Material:
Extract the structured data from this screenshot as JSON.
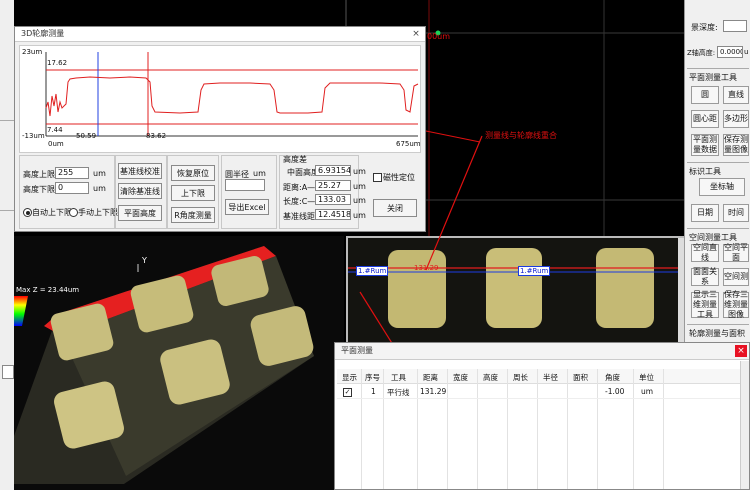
{
  "right_panel": {
    "depth_label": "景深度:",
    "z_height_label": "Z轴高度:",
    "z_height_value": "0.0000",
    "z_height_unit": "u",
    "plane_tools_title": "平面测量工具",
    "plane_buttons": [
      "圆",
      "直线",
      "圆心距",
      "多边形",
      "平面测量数据",
      "保存测量图像"
    ],
    "mark_tools_title": "标识工具",
    "mark_buttons": [
      "坐标轴",
      "日期",
      "时间"
    ],
    "space_tools_title": "空间测量工具",
    "space_buttons": [
      "空间直线",
      "空间平面",
      "面面关系",
      "空间测",
      "显示三维测量工具",
      "保存三维测量图像"
    ],
    "bottom_title": "轮廓测量与面积"
  },
  "dialog3d": {
    "title": "3D轮廓测量",
    "close": "×",
    "chart": {
      "y_top": "23um",
      "y_bottom": "-13um",
      "ref_top_value": "17.62",
      "ref_bottom_value": "7.44",
      "x_start": "0um",
      "x_marker1": "50.59",
      "x_marker2": "83.62",
      "x_end": "675um"
    },
    "upper_limit_label": "高度上限",
    "upper_limit_value": "255",
    "lower_limit_label": "高度下限",
    "lower_limit_value": "0",
    "unit_um": "um",
    "auto_limit": "自动上下限",
    "manual_limit": "手动上下限",
    "btn_calibrate": "基准线校准",
    "btn_clear": "清除基准线",
    "btn_plane_height": "平面高度",
    "btn_restore": "恢复原位",
    "btn_up_down": "上下限",
    "btn_r_angle": "R角度测量",
    "radius_label": "圆半径",
    "radius_unit": "um",
    "btn_export": "导出Excel",
    "height_diff_title": "高度差",
    "mid_height_label": "中面高度",
    "mid_height_value": "6.931549",
    "dist_ab_label": "距离:A—B",
    "dist_ab_value": "25.27",
    "len_cd_label": "长度:C—D",
    "len_cd_value": "133.03",
    "base_dist_label": "基准线距离",
    "base_dist_value": "12.451821",
    "magnetic_label": "磁性定位",
    "btn_close": "关闭"
  },
  "annotation": "测量线与轮廓线重合",
  "view3d": {
    "max_z": "Max Z = 23.44um",
    "axis_y": "Y"
  },
  "view2d": {
    "label_left": "1.#Rum",
    "label_right": "1.#Rum",
    "readout": "131.29"
  },
  "top_marker": "00um",
  "dialog2d": {
    "title": "平面测量",
    "close": "×",
    "headers": [
      "显示",
      "序号",
      "工具",
      "距离",
      "宽度",
      "高度",
      "周长",
      "半径",
      "面积",
      "角度",
      "单位"
    ],
    "row": {
      "index": "1",
      "tool": "平行线",
      "distance": "131.29",
      "angle": "-1.00",
      "unit": "um"
    }
  },
  "colors": {
    "chart_red": "#e02020",
    "chart_blue": "#2040e0",
    "accent_red": "#e01010"
  }
}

What you have to do:
Repeat all of the entries word for word, but omit the pictures.

Expected output:
Extract the structured data from this screenshot as JSON.
{
  "right_panel": {
    "depth_label": "景深度:",
    "z_height_label": "Z轴高度:",
    "z_height_value": "0.0000",
    "z_height_unit": "u",
    "plane_tools_title": "平面测量工具",
    "plane_buttons": [
      "圆",
      "直线",
      "圆心距",
      "多边形",
      "平面测量数据",
      "保存测量图像"
    ],
    "mark_tools_title": "标识工具",
    "mark_buttons": [
      "坐标轴",
      "日期",
      "时间"
    ],
    "space_tools_title": "空间测量工具",
    "space_buttons": [
      "空间直线",
      "空间平面",
      "面面关系",
      "空间测",
      "显示三维测量工具",
      "保存三维测量图像"
    ],
    "bottom_title": "轮廓测量与面积"
  },
  "dialog3d": {
    "title": "3D轮廓测量",
    "close": "×",
    "chart": {
      "y_top": "23um",
      "y_bottom": "-13um",
      "ref_top_value": "17.62",
      "ref_bottom_value": "7.44",
      "x_start": "0um",
      "x_marker1": "50.59",
      "x_marker2": "83.62",
      "x_end": "675um"
    },
    "upper_limit_label": "高度上限",
    "upper_limit_value": "255",
    "lower_limit_label": "高度下限",
    "lower_limit_value": "0",
    "unit_um": "um",
    "auto_limit": "自动上下限",
    "manual_limit": "手动上下限",
    "btn_calibrate": "基准线校准",
    "btn_clear": "清除基准线",
    "btn_plane_height": "平面高度",
    "btn_restore": "恢复原位",
    "btn_up_down": "上下限",
    "btn_r_angle": "R角度测量",
    "radius_label": "圆半径",
    "radius_unit": "um",
    "btn_export": "导出Excel",
    "height_diff_title": "高度差",
    "mid_height_label": "中面高度",
    "mid_height_value": "6.931549",
    "dist_ab_label": "距离:A—B",
    "dist_ab_value": "25.27",
    "len_cd_label": "长度:C—D",
    "len_cd_value": "133.03",
    "base_dist_label": "基准线距离",
    "base_dist_value": "12.451821",
    "magnetic_label": "磁性定位",
    "btn_close": "关闭"
  },
  "annotation": "测量线与轮廓线重合",
  "view3d": {
    "max_z": "Max Z = 23.44um",
    "axis_y": "Y"
  },
  "view2d": {
    "label_left": "1.#Rum",
    "label_right": "1.#Rum",
    "readout": "131.29"
  },
  "top_marker": "00um",
  "dialog2d": {
    "title": "平面测量",
    "close": "×",
    "headers": [
      "显示",
      "序号",
      "工具",
      "距离",
      "宽度",
      "高度",
      "周长",
      "半径",
      "面积",
      "角度",
      "单位"
    ],
    "row": {
      "index": "1",
      "tool": "平行线",
      "distance": "131.29",
      "angle": "-1.00",
      "unit": "um"
    }
  },
  "colors": {
    "chart_red": "#e02020",
    "chart_blue": "#2040e0",
    "accent_red": "#e01010"
  }
}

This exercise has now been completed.